§ **WORKING DATA**
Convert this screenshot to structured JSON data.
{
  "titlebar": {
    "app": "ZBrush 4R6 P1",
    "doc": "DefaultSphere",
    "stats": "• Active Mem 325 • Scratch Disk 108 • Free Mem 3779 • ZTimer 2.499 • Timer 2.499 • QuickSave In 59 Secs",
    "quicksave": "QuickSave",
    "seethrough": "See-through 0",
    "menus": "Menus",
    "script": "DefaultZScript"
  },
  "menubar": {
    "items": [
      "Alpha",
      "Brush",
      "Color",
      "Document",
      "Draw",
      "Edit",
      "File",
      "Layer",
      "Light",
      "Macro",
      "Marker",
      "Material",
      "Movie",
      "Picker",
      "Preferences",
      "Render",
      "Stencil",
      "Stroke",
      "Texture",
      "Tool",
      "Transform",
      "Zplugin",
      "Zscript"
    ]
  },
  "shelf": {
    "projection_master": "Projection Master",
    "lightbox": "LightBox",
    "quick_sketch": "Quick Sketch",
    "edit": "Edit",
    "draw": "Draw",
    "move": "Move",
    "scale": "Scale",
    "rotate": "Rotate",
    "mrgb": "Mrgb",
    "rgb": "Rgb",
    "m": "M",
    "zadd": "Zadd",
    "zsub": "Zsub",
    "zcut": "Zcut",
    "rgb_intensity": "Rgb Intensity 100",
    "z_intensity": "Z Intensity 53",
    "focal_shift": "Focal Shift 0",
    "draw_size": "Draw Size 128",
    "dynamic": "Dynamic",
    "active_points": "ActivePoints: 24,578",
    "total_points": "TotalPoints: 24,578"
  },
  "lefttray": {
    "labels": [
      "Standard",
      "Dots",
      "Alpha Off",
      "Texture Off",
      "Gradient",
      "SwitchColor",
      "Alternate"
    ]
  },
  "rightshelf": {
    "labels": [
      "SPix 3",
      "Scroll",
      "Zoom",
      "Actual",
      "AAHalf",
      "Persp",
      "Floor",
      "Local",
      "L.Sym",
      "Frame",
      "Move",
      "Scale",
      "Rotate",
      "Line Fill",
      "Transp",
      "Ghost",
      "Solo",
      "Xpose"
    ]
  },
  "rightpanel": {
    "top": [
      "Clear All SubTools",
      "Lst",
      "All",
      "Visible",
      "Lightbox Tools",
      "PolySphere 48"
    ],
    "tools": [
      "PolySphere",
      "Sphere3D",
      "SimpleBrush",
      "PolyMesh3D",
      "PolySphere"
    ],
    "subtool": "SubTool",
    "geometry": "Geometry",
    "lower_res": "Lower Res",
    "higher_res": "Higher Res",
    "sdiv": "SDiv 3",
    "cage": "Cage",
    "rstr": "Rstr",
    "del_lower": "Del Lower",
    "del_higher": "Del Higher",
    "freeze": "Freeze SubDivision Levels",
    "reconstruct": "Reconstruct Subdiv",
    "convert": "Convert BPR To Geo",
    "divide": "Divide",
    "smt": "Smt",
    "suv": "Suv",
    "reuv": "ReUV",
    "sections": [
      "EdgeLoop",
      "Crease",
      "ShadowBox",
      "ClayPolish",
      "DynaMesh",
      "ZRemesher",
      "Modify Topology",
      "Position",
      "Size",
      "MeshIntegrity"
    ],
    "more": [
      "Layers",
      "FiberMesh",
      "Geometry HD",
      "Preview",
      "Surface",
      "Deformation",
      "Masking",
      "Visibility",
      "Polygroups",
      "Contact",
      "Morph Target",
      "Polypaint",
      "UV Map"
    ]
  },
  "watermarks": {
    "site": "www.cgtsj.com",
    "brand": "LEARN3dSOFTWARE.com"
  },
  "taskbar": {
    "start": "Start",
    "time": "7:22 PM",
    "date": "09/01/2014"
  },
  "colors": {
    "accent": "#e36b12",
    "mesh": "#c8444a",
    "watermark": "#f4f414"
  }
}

§ **STATED GOAL**
Looking at the data above, how many lines hold the word "Convert"? Respond with the number alone.

§ **CORRECT RESPONSE**
2